Task: Output the full listing below exactly, without the pictures.

[Extracts from a graphics dataset]
** START **

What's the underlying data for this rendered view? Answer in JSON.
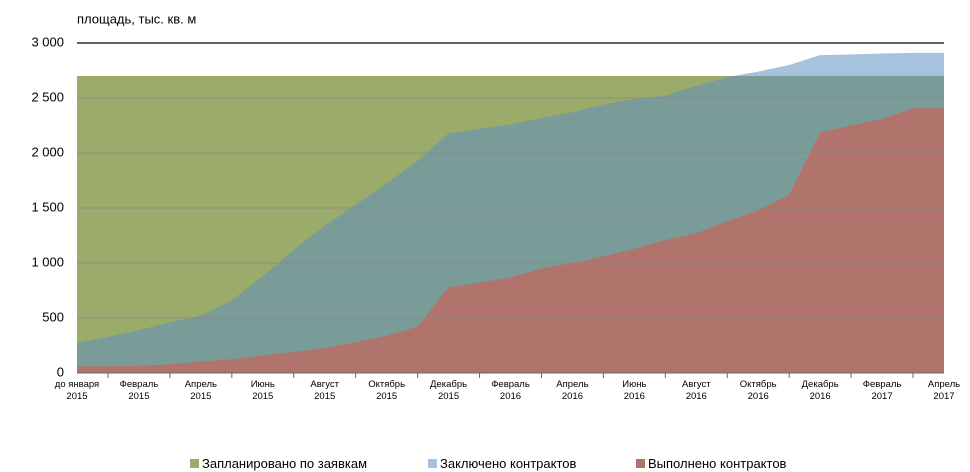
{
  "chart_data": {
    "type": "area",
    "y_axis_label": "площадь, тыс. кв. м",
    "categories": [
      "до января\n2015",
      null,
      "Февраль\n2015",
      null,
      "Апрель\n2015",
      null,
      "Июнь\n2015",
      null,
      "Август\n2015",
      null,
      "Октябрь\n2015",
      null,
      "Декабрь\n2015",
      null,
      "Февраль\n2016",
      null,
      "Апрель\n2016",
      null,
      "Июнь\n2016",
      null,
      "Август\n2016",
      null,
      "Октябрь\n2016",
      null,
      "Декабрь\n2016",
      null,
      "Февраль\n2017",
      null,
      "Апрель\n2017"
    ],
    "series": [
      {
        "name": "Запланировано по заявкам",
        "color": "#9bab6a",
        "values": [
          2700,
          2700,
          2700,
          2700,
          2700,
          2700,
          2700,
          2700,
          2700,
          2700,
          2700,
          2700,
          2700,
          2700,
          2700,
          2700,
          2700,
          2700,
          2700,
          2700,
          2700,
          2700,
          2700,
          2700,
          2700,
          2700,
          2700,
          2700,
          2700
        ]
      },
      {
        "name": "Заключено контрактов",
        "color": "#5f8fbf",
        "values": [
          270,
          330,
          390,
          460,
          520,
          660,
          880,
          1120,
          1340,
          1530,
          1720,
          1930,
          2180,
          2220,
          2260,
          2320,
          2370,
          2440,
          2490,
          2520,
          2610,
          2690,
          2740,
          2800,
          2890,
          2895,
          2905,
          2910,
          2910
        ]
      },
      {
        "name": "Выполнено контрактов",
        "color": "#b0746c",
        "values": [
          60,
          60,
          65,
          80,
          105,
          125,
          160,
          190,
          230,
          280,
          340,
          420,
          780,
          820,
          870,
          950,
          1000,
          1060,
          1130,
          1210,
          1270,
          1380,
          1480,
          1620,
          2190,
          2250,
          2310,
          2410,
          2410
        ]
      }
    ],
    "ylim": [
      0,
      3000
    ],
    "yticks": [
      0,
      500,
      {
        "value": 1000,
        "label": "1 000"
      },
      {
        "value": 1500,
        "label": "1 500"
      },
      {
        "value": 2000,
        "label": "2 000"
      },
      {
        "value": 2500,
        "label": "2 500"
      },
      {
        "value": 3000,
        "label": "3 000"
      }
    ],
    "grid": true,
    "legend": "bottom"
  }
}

** END **

Expected answer:
What's the underlying data for this rendered view? Answer in JSON.
{
  "chart_data": {
    "type": "area",
    "y_axis_label": "площадь, тыс. кв. м",
    "categories": [
      "до января\n2015",
      null,
      "Февраль\n2015",
      null,
      "Апрель\n2015",
      null,
      "Июнь\n2015",
      null,
      "Август\n2015",
      null,
      "Октябрь\n2015",
      null,
      "Декабрь\n2015",
      null,
      "Февраль\n2016",
      null,
      "Апрель\n2016",
      null,
      "Июнь\n2016",
      null,
      "Август\n2016",
      null,
      "Октябрь\n2016",
      null,
      "Декабрь\n2016",
      null,
      "Февраль\n2017",
      null,
      "Апрель\n2017"
    ],
    "series": [
      {
        "name": "Запланировано по заявкам",
        "color": "#9bab6a",
        "values": [
          2700,
          2700,
          2700,
          2700,
          2700,
          2700,
          2700,
          2700,
          2700,
          2700,
          2700,
          2700,
          2700,
          2700,
          2700,
          2700,
          2700,
          2700,
          2700,
          2700,
          2700,
          2700,
          2700,
          2700,
          2700,
          2700,
          2700,
          2700,
          2700
        ]
      },
      {
        "name": "Заключено контрактов",
        "color": "#5f8fbf",
        "values": [
          270,
          330,
          390,
          460,
          520,
          660,
          880,
          1120,
          1340,
          1530,
          1720,
          1930,
          2180,
          2220,
          2260,
          2320,
          2370,
          2440,
          2490,
          2520,
          2610,
          2690,
          2740,
          2800,
          2890,
          2895,
          2905,
          2910,
          2910
        ]
      },
      {
        "name": "Выполнено контрактов",
        "color": "#b0746c",
        "values": [
          60,
          60,
          65,
          80,
          105,
          125,
          160,
          190,
          230,
          280,
          340,
          420,
          780,
          820,
          870,
          950,
          1000,
          1060,
          1130,
          1210,
          1270,
          1380,
          1480,
          1620,
          2190,
          2250,
          2310,
          2410,
          2410
        ]
      }
    ],
    "ylim": [
      0,
      3000
    ],
    "yticks": [
      0,
      500,
      {
        "value": 1000,
        "label": "1 000"
      },
      {
        "value": 1500,
        "label": "1 500"
      },
      {
        "value": 2000,
        "label": "2 000"
      },
      {
        "value": 2500,
        "label": "2 500"
      },
      {
        "value": 3000,
        "label": "3 000"
      }
    ],
    "grid": true,
    "legend": "bottom"
  }
}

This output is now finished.